Stored records
□ □ □ □ □ □ □
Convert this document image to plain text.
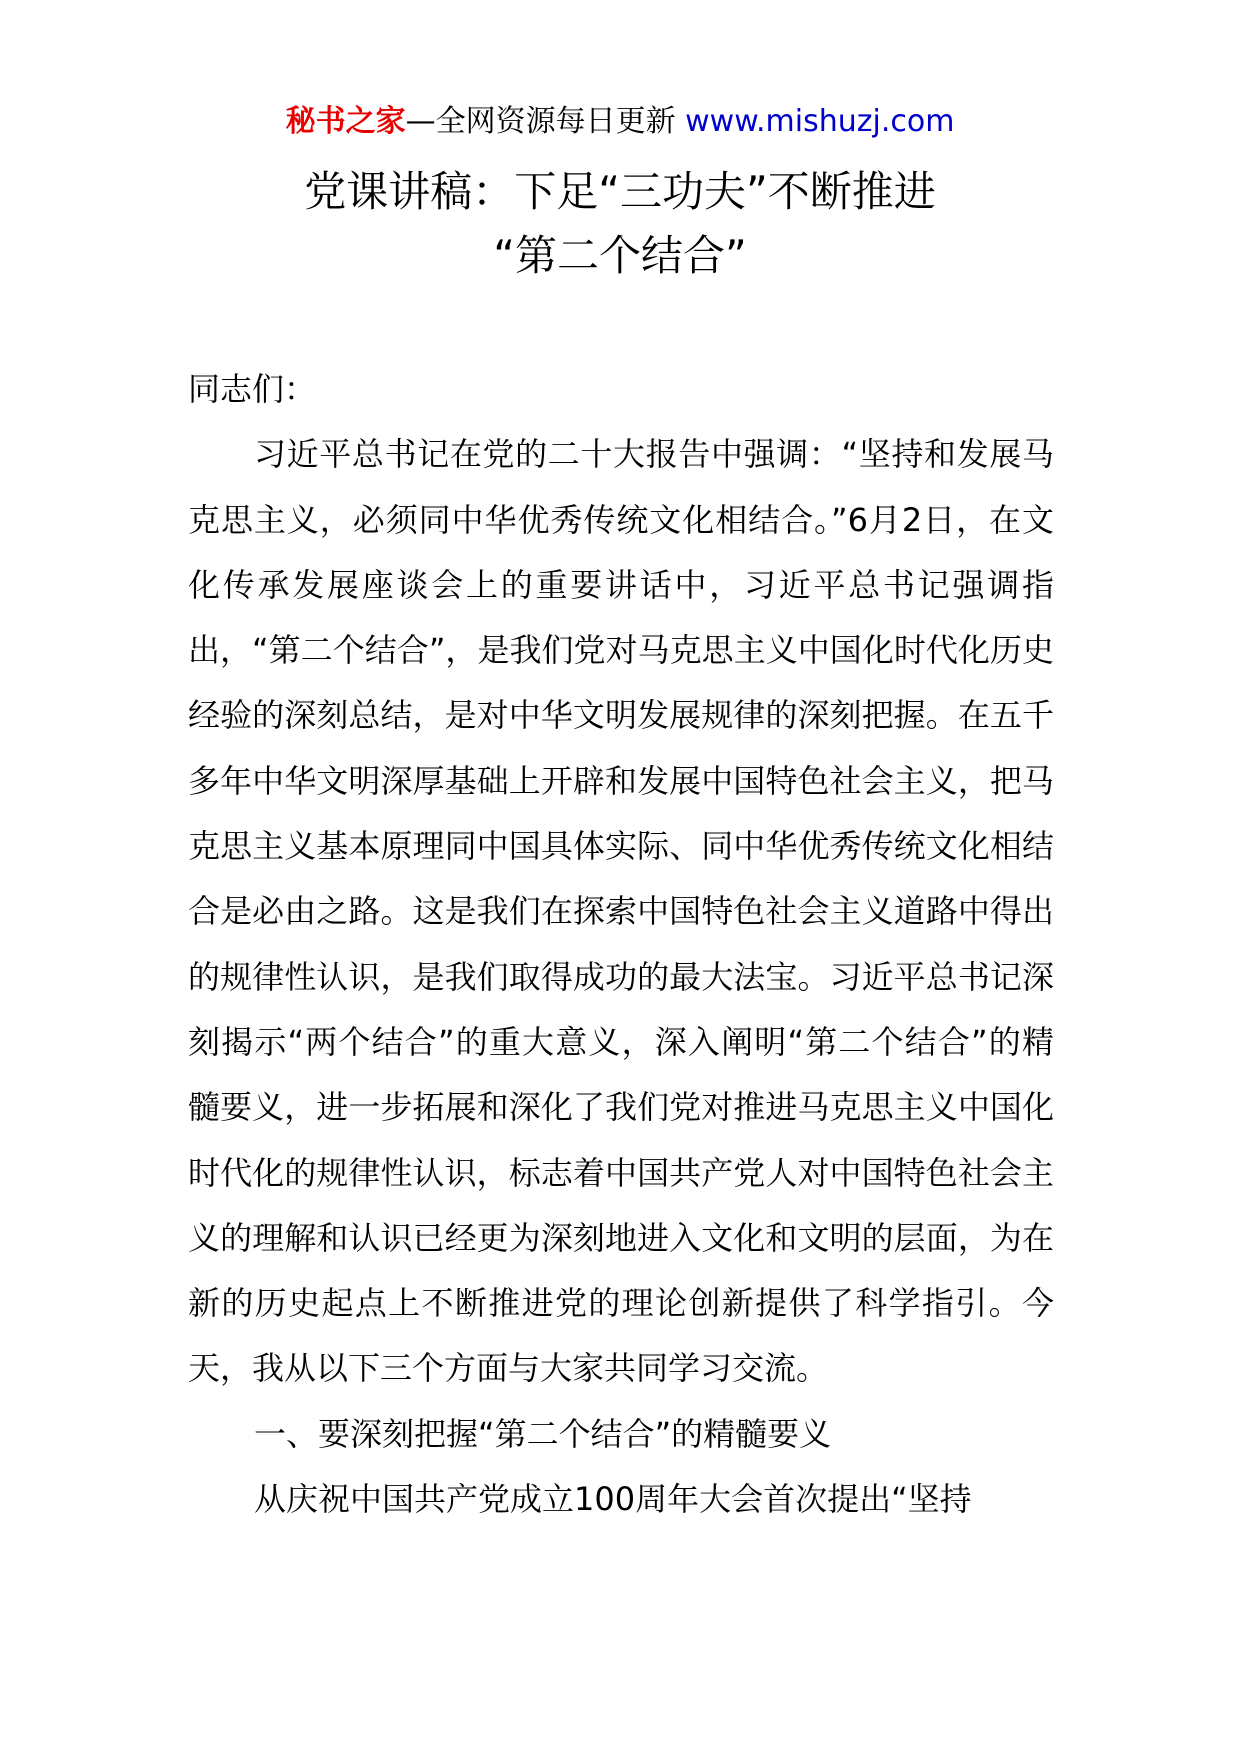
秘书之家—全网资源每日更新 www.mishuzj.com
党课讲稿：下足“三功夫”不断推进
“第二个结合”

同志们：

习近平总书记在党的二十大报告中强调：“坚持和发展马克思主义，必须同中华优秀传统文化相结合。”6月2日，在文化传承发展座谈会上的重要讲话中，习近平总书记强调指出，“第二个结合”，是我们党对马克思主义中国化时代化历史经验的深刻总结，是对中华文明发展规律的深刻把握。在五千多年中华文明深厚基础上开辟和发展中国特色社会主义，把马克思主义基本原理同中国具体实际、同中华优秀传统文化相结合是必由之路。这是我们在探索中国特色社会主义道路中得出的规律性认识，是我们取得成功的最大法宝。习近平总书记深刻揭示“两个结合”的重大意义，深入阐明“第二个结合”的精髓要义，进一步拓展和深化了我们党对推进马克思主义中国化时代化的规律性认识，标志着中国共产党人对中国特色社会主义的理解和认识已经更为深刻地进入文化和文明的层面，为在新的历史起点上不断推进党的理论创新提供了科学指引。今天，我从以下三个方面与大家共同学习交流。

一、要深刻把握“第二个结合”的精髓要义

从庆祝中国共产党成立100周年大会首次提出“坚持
□ □ □ □ □ □ □
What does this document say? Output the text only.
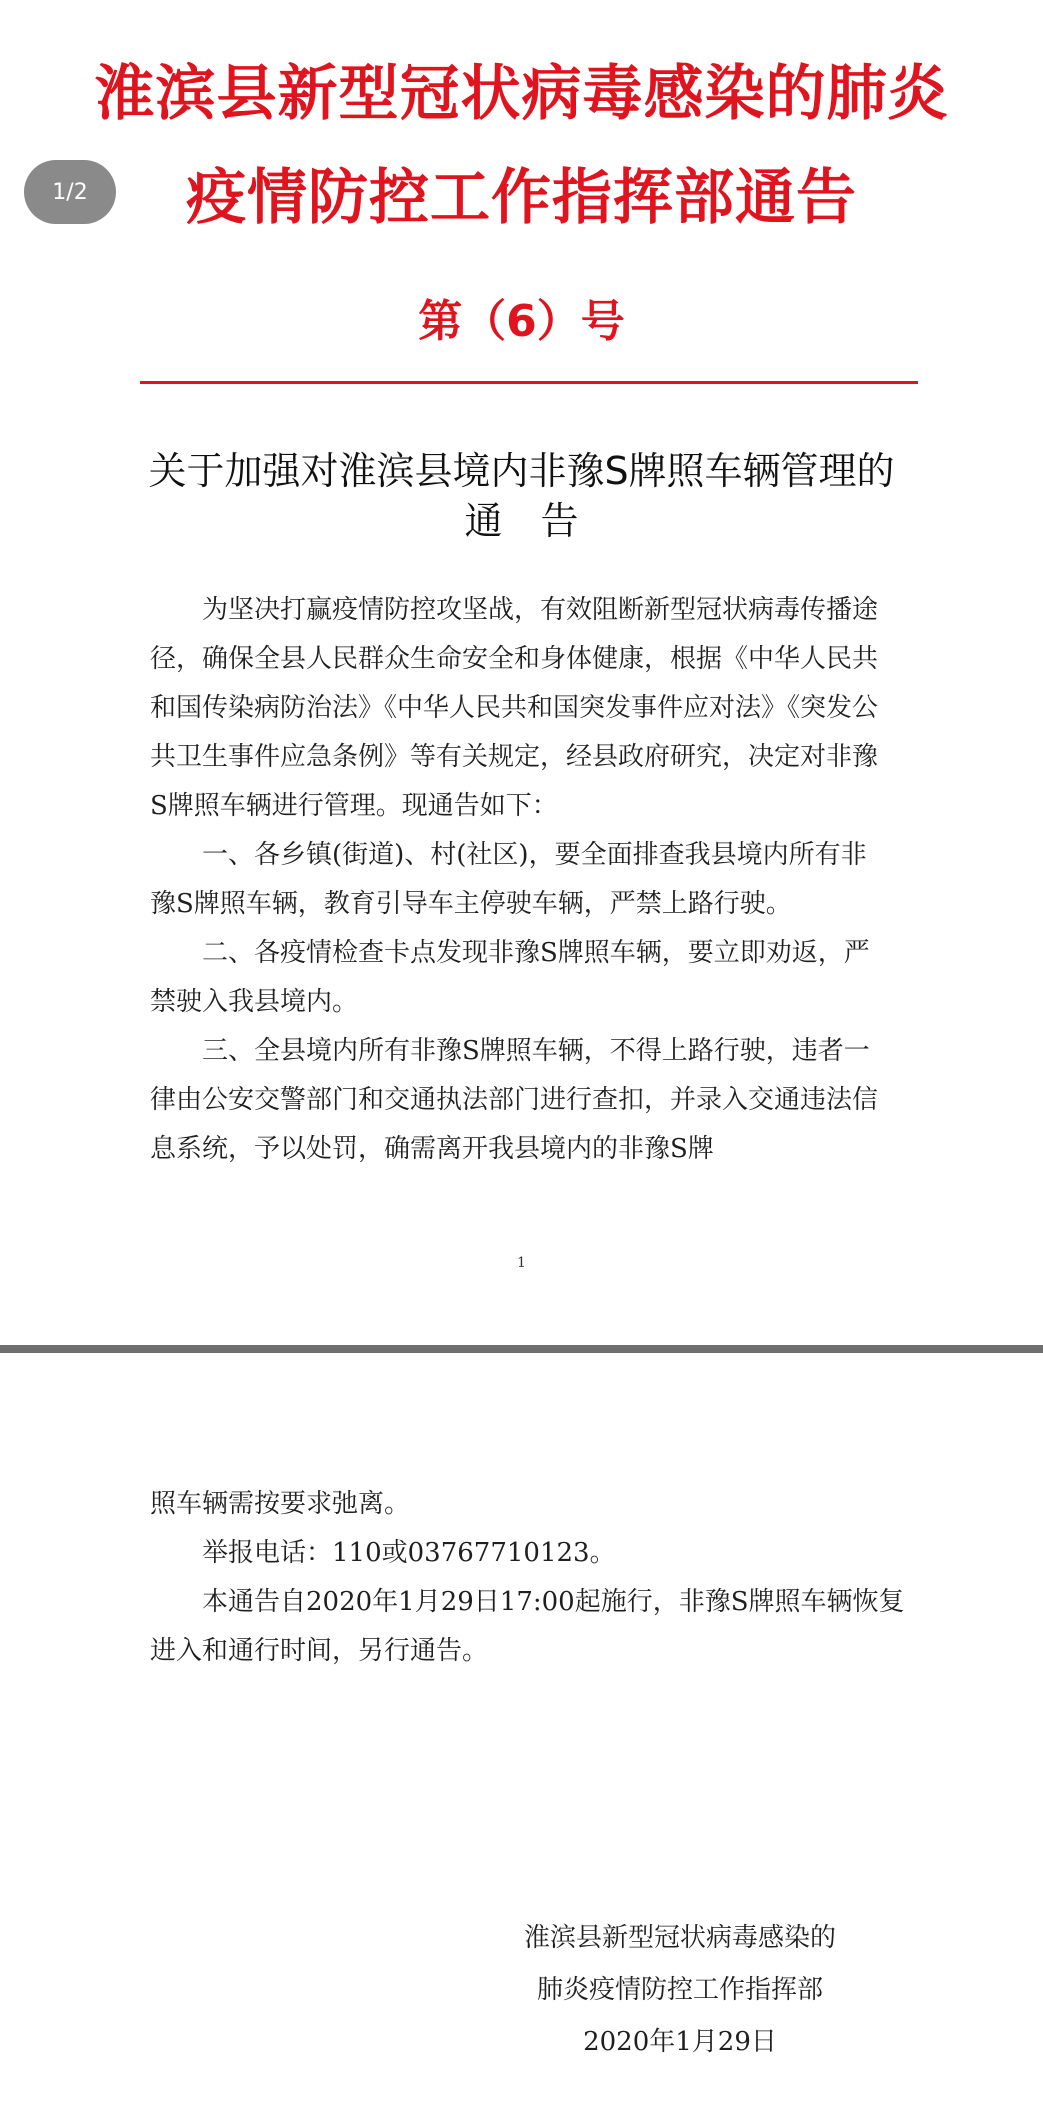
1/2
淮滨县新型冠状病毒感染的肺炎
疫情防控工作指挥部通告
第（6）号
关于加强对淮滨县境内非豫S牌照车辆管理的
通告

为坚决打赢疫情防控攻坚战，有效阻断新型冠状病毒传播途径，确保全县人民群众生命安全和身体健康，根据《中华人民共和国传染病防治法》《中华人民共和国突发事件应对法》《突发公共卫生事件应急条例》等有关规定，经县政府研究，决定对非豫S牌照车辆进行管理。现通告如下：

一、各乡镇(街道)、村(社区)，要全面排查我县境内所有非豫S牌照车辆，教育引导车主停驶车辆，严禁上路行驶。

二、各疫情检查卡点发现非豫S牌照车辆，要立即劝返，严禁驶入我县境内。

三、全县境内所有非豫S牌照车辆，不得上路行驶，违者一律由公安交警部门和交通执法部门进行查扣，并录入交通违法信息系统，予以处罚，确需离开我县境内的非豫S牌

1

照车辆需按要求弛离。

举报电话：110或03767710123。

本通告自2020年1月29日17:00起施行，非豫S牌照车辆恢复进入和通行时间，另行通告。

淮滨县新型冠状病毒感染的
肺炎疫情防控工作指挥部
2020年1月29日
□ □ □ □ □ □ □
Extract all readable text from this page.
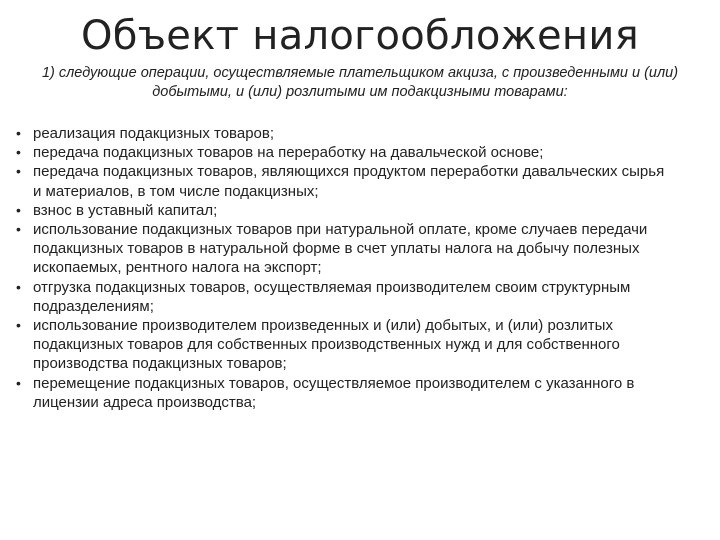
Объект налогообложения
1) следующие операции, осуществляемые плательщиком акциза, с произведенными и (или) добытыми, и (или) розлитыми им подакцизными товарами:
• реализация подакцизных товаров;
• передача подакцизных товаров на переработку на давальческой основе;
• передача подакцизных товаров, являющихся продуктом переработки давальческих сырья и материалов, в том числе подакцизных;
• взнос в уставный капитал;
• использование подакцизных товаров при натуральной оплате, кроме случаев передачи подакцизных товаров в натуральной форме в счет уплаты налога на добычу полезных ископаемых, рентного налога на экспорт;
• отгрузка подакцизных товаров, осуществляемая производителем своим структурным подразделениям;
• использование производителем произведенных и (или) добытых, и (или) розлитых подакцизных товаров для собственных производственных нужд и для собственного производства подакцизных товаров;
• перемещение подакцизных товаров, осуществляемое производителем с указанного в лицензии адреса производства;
□ □ □ □ □ □ □
* Exercise details
Pull every line containing "text" from the material above.

* Expected output
Convert this document image to plain text.
What does this document say? Output the text only.
Extract all readable text from this page.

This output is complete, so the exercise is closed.